--- Goal ---
Find the lines holding the string "województwa" in the data, then copy all of them.

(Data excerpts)

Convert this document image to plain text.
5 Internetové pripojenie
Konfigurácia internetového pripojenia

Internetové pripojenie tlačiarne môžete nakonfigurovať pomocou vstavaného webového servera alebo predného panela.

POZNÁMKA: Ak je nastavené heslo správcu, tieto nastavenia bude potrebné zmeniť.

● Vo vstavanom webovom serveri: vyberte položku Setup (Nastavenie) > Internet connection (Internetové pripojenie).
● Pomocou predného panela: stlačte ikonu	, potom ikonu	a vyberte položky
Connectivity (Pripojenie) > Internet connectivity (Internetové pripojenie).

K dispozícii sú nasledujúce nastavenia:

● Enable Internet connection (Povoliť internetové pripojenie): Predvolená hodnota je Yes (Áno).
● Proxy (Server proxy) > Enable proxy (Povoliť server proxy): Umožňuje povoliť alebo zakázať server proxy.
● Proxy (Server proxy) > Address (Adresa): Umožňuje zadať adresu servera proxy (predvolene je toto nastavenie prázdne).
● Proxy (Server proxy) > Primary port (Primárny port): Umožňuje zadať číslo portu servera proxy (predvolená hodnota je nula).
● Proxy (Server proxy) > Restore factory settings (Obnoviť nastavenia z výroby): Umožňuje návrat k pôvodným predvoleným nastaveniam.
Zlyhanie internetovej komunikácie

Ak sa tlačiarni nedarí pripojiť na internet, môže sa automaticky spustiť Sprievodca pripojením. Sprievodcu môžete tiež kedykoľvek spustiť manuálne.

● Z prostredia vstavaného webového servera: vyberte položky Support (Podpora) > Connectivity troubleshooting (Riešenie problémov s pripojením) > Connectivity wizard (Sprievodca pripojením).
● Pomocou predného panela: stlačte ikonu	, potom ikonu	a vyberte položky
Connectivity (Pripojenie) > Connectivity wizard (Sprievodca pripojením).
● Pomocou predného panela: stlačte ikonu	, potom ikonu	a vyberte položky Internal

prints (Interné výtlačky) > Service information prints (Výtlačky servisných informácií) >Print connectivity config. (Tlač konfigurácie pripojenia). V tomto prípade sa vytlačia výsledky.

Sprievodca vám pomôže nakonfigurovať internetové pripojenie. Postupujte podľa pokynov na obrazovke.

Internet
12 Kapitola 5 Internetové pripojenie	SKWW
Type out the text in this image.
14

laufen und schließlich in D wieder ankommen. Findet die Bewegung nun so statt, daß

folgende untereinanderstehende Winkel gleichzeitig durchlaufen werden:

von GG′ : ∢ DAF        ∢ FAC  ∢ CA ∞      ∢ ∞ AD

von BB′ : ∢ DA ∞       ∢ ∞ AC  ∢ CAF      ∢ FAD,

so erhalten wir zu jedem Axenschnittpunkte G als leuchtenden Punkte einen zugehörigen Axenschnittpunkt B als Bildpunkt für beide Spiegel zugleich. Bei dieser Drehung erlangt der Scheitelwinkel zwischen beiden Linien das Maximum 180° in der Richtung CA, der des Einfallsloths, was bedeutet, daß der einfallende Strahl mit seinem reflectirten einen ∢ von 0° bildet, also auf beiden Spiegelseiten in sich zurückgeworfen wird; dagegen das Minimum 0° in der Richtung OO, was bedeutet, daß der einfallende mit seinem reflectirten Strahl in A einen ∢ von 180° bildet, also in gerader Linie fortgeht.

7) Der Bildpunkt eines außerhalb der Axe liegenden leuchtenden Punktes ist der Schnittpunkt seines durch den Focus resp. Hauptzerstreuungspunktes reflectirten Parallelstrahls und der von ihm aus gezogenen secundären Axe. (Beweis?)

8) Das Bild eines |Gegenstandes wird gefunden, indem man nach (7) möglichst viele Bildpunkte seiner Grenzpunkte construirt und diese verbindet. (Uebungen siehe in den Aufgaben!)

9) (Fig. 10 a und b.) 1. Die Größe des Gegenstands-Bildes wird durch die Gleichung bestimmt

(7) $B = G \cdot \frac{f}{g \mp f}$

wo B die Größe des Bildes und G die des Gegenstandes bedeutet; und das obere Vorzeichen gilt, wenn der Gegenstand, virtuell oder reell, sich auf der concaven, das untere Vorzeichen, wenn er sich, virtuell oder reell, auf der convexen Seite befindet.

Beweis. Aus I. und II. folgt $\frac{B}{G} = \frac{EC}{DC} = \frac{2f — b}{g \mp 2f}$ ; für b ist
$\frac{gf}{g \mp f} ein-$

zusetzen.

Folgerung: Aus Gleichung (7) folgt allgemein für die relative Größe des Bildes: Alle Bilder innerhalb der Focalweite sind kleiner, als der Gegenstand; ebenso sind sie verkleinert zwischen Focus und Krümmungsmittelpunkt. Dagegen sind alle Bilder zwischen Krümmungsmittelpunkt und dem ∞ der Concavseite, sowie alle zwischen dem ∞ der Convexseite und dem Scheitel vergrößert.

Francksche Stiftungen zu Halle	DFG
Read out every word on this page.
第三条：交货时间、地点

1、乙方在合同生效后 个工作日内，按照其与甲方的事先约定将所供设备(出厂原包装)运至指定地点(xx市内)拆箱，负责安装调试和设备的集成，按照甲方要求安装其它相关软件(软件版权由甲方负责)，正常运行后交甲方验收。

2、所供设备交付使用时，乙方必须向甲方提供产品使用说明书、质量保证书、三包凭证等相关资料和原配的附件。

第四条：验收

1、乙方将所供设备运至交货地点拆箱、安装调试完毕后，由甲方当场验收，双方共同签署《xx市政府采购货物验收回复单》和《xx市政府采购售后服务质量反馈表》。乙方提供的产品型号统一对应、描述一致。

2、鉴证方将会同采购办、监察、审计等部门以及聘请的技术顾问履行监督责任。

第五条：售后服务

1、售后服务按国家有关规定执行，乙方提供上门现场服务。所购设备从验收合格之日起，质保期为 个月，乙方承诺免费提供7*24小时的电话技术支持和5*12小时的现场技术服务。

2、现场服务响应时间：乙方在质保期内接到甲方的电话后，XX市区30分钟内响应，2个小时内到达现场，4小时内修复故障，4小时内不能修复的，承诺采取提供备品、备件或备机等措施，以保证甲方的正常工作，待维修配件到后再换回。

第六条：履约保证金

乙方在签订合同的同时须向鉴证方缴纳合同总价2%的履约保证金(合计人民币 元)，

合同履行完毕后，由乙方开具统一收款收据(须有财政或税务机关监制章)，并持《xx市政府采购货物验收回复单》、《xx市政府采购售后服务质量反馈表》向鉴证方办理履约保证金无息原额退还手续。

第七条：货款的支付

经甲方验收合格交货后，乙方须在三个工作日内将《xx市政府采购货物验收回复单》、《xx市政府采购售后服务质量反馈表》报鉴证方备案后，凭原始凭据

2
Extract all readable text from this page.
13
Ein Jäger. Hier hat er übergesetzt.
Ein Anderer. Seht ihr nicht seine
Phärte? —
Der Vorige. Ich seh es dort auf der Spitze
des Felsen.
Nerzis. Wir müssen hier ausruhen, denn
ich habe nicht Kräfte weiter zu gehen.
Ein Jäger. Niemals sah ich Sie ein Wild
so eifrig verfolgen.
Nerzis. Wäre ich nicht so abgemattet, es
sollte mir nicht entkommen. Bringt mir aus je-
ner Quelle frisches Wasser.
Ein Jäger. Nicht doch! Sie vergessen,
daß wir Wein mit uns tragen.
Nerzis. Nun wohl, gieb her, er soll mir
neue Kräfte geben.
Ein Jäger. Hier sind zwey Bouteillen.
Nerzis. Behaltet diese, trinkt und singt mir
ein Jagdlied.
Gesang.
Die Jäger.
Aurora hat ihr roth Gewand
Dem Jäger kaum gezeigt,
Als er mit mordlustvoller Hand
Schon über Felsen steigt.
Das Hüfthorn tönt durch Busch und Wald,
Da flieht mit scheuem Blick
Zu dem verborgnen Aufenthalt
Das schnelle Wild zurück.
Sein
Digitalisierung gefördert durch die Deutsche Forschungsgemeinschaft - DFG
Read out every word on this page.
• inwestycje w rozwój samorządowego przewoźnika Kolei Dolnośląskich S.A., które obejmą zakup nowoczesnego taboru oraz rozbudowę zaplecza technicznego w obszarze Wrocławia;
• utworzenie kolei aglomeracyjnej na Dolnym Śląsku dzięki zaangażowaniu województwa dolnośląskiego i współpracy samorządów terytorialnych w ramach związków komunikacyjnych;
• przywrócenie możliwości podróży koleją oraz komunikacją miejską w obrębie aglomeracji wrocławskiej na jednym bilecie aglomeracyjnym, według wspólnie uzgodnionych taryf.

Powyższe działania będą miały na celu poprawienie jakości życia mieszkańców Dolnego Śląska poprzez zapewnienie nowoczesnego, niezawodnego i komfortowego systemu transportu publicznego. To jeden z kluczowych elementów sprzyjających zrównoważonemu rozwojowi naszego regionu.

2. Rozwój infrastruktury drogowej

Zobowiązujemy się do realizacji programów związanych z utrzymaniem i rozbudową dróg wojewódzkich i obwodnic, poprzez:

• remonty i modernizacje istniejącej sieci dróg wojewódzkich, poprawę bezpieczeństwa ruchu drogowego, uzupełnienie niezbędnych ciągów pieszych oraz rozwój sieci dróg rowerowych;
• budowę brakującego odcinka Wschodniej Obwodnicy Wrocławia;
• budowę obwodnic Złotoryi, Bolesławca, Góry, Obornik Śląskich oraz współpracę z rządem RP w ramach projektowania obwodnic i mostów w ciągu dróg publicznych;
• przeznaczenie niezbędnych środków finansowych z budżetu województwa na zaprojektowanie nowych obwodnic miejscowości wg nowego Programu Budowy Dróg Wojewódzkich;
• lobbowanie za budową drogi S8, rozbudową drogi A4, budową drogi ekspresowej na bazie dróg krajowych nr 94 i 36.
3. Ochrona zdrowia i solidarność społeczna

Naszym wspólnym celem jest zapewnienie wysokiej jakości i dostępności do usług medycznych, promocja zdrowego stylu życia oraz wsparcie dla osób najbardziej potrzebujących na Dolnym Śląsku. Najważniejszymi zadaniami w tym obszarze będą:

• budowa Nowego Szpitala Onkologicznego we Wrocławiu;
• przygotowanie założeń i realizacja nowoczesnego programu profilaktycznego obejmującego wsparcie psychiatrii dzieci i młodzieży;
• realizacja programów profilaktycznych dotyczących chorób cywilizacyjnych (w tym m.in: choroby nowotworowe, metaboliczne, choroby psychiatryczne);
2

--- Solved problem ---
• utworzenie kolei aglomeracyjnej na Dolnym Śląsku dzięki zaangażowaniu województwa dolnośląskiego i współpracy samorządów terytorialnych w ramach związków komunikacyjnych;
• przeznaczenie niezbędnych środków finansowych z budżetu województwa na zaprojektowanie nowych obwodnic miejscowości wg nowego Programu Budowy Dróg Wojewódzkich;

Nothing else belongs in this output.